>> START

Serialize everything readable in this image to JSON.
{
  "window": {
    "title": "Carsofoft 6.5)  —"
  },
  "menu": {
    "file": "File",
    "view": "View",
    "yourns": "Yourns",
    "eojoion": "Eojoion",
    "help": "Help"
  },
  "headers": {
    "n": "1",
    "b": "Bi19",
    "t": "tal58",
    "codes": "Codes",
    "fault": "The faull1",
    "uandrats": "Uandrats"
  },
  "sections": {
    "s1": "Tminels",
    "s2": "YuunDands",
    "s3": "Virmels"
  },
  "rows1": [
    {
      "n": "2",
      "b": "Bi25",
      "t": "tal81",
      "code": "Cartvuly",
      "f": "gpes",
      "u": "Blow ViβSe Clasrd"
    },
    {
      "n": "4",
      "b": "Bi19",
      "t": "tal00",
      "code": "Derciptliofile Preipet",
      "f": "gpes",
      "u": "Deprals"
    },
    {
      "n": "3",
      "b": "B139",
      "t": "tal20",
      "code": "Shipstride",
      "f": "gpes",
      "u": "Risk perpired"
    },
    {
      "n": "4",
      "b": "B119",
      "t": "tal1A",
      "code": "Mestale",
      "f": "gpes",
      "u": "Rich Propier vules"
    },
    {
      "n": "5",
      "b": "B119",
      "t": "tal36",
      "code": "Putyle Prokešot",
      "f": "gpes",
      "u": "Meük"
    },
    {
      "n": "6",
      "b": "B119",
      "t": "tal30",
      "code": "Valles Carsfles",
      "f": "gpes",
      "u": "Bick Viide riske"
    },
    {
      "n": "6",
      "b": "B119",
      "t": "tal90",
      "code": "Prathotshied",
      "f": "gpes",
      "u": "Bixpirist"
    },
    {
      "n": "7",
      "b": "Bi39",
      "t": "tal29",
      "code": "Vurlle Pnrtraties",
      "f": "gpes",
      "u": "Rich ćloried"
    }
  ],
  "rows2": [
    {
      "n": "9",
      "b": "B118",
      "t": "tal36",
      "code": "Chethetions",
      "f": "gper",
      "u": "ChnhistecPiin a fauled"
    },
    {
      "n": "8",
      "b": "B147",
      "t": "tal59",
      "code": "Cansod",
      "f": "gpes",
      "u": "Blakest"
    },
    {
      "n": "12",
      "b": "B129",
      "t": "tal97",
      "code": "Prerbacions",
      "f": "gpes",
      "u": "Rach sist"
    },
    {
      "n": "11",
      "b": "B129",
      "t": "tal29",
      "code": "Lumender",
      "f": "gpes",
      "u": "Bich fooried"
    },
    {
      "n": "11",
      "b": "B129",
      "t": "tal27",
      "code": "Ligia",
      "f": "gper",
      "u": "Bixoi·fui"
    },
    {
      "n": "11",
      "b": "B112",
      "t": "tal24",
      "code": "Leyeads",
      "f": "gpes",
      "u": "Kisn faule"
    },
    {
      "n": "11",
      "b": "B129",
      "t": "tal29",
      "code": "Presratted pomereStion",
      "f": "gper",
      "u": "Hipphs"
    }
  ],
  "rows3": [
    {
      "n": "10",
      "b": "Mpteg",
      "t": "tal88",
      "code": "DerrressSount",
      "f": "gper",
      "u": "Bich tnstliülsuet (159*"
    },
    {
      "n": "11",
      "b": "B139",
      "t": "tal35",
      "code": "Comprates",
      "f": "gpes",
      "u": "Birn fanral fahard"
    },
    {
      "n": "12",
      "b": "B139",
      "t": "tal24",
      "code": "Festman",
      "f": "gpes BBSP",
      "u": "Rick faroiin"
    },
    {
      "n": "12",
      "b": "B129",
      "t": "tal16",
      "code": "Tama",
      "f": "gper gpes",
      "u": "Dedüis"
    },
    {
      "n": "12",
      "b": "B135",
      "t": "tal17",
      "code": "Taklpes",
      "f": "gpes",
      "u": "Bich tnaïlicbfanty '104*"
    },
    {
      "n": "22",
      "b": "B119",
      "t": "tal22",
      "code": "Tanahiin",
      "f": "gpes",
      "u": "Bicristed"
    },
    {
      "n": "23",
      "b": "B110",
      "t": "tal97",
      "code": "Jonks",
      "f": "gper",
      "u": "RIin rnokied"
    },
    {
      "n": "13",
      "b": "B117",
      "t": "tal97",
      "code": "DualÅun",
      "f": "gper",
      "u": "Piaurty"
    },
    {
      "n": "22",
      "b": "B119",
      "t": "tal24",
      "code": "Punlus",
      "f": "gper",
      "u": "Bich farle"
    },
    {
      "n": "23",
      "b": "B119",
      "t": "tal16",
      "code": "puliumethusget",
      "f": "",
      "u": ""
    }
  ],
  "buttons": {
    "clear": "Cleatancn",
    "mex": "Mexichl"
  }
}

>> END

**PROBLEM DETAILS**
From the first line to the last, retype the data exactly.

**THE ANSWER**
Serialize everything readable in this image to JSON.
{
  "window": {
    "title": "Carsofoft 6.5)  —"
  },
  "menu": {
    "file": "File",
    "view": "View",
    "yourns": "Yourns",
    "eojoion": "Eojoion",
    "help": "Help"
  },
  "headers": {
    "n": "1",
    "b": "Bi19",
    "t": "tal58",
    "codes": "Codes",
    "fault": "The faull1",
    "uandrats": "Uandrats"
  },
  "sections": {
    "s1": "Tminels",
    "s2": "YuunDands",
    "s3": "Virmels"
  },
  "rows1": [
    {
      "n": "2",
      "b": "Bi25",
      "t": "tal81",
      "code": "Cartvuly",
      "f": "gpes",
      "u": "Blow ViβSe Clasrd"
    },
    {
      "n": "4",
      "b": "Bi19",
      "t": "tal00",
      "code": "Derciptliofile Preipet",
      "f": "gpes",
      "u": "Deprals"
    },
    {
      "n": "3",
      "b": "B139",
      "t": "tal20",
      "code": "Shipstride",
      "f": "gpes",
      "u": "Risk perpired"
    },
    {
      "n": "4",
      "b": "B119",
      "t": "tal1A",
      "code": "Mestale",
      "f": "gpes",
      "u": "Rich Propier vules"
    },
    {
      "n": "5",
      "b": "B119",
      "t": "tal36",
      "code": "Putyle Prokešot",
      "f": "gpes",
      "u": "Meük"
    },
    {
      "n": "6",
      "b": "B119",
      "t": "tal30",
      "code": "Valles Carsfles",
      "f": "gpes",
      "u": "Bick Viide riske"
    },
    {
      "n": "6",
      "b": "B119",
      "t": "tal90",
      "code": "Prathotshied",
      "f": "gpes",
      "u": "Bixpirist"
    },
    {
      "n": "7",
      "b": "Bi39",
      "t": "tal29",
      "code": "Vurlle Pnrtraties",
      "f": "gpes",
      "u": "Rich ćloried"
    }
  ],
  "rows2": [
    {
      "n": "9",
      "b": "B118",
      "t": "tal36",
      "code": "Chethetions",
      "f": "gper",
      "u": "ChnhistecPiin a fauled"
    },
    {
      "n": "8",
      "b": "B147",
      "t": "tal59",
      "code": "Cansod",
      "f": "gpes",
      "u": "Blakest"
    },
    {
      "n": "12",
      "b": "B129",
      "t": "tal97",
      "code": "Prerbacions",
      "f": "gpes",
      "u": "Rach sist"
    },
    {
      "n": "11",
      "b": "B129",
      "t": "tal29",
      "code": "Lumender",
      "f": "gpes",
      "u": "Bich fooried"
    },
    {
      "n": "11",
      "b": "B129",
      "t": "tal27",
      "code": "Ligia",
      "f": "gper",
      "u": "Bixoi·fui"
    },
    {
      "n": "11",
      "b": "B112",
      "t": "tal24",
      "code": "Leyeads",
      "f": "gpes",
      "u": "Kisn faule"
    },
    {
      "n": "11",
      "b": "B129",
      "t": "tal29",
      "code": "Presratted pomereStion",
      "f": "gper",
      "u": "Hipphs"
    }
  ],
  "rows3": [
    {
      "n": "10",
      "b": "Mpteg",
      "t": "tal88",
      "code": "DerrressSount",
      "f": "gper",
      "u": "Bich tnstliülsuet (159*"
    },
    {
      "n": "11",
      "b": "B139",
      "t": "tal35",
      "code": "Comprates",
      "f": "gpes",
      "u": "Birn fanral fahard"
    },
    {
      "n": "12",
      "b": "B139",
      "t": "tal24",
      "code": "Festman",
      "f": "gpes BBSP",
      "u": "Rick faroiin"
    },
    {
      "n": "12",
      "b": "B129",
      "t": "tal16",
      "code": "Tama",
      "f": "gper gpes",
      "u": "Dedüis"
    },
    {
      "n": "12",
      "b": "B135",
      "t": "tal17",
      "code": "Taklpes",
      "f": "gpes",
      "u": "Bich tnaïlicbfanty '104*"
    },
    {
      "n": "22",
      "b": "B119",
      "t": "tal22",
      "code": "Tanahiin",
      "f": "gpes",
      "u": "Bicristed"
    },
    {
      "n": "23",
      "b": "B110",
      "t": "tal97",
      "code": "Jonks",
      "f": "gper",
      "u": "RIin rnokied"
    },
    {
      "n": "13",
      "b": "B117",
      "t": "tal97",
      "code": "DualÅun",
      "f": "gper",
      "u": "Piaurty"
    },
    {
      "n": "22",
      "b": "B119",
      "t": "tal24",
      "code": "Punlus",
      "f": "gper",
      "u": "Bich farle"
    },
    {
      "n": "23",
      "b": "B119",
      "t": "tal16",
      "code": "puliumethusget",
      "f": "",
      "u": ""
    }
  ],
  "buttons": {
    "clear": "Cleatancn",
    "mex": "Mexichl"
  }
}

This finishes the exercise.